Information supplied:
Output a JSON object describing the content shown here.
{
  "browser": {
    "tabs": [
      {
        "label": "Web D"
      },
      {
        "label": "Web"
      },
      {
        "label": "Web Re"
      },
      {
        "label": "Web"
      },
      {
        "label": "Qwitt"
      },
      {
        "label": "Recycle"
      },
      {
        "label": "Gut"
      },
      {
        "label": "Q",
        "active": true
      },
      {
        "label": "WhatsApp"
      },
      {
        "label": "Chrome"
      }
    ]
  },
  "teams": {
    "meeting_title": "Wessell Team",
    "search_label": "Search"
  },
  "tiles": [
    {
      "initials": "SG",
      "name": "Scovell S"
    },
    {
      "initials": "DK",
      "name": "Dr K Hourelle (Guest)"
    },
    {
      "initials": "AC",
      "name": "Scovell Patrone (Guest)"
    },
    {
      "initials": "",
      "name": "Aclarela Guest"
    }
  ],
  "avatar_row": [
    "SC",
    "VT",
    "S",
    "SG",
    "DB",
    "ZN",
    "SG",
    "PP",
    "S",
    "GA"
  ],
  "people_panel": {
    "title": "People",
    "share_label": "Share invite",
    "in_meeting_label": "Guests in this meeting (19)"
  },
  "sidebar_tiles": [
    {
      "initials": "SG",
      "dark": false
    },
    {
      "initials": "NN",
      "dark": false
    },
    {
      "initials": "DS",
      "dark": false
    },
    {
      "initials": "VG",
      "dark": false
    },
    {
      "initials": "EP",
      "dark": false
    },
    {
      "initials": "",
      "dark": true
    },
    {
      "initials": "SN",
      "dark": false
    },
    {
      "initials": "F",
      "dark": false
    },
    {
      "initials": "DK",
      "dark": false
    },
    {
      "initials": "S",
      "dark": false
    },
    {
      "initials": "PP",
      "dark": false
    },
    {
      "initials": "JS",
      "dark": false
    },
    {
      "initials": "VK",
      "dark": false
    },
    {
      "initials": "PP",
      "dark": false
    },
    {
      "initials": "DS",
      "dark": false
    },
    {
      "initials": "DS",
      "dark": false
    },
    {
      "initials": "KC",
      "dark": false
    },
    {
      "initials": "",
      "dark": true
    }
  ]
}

What this task involves: Retype the data exactly as given.

Full output:
Output a JSON object describing the content shown here.
{
  "browser": {
    "tabs": [
      {
        "label": "Web D"
      },
      {
        "label": "Web"
      },
      {
        "label": "Web Re"
      },
      {
        "label": "Web"
      },
      {
        "label": "Qwitt"
      },
      {
        "label": "Recycle"
      },
      {
        "label": "Gut"
      },
      {
        "label": "Q",
        "active": true
      },
      {
        "label": "WhatsApp"
      },
      {
        "label": "Chrome"
      }
    ]
  },
  "teams": {
    "meeting_title": "Wessell Team",
    "search_label": "Search"
  },
  "tiles": [
    {
      "initials": "SG",
      "name": "Scovell S"
    },
    {
      "initials": "DK",
      "name": "Dr K Hourelle (Guest)"
    },
    {
      "initials": "AC",
      "name": "Scovell Patrone (Guest)"
    },
    {
      "initials": "",
      "name": "Aclarela Guest"
    }
  ],
  "avatar_row": [
    "SC",
    "VT",
    "S",
    "SG",
    "DB",
    "ZN",
    "SG",
    "PP",
    "S",
    "GA"
  ],
  "people_panel": {
    "title": "People",
    "share_label": "Share invite",
    "in_meeting_label": "Guests in this meeting (19)"
  },
  "sidebar_tiles": [
    {
      "initials": "SG",
      "dark": false
    },
    {
      "initials": "NN",
      "dark": false
    },
    {
      "initials": "DS",
      "dark": false
    },
    {
      "initials": "VG",
      "dark": false
    },
    {
      "initials": "EP",
      "dark": false
    },
    {
      "initials": "",
      "dark": true
    },
    {
      "initials": "SN",
      "dark": false
    },
    {
      "initials": "F",
      "dark": false
    },
    {
      "initials": "DK",
      "dark": false
    },
    {
      "initials": "S",
      "dark": false
    },
    {
      "initials": "PP",
      "dark": false
    },
    {
      "initials": "JS",
      "dark": false
    },
    {
      "initials": "VK",
      "dark": false
    },
    {
      "initials": "PP",
      "dark": false
    },
    {
      "initials": "DS",
      "dark": false
    },
    {
      "initials": "DS",
      "dark": false
    },
    {
      "initials": "KC",
      "dark": false
    },
    {
      "initials": "",
      "dark": true
    }
  ]
}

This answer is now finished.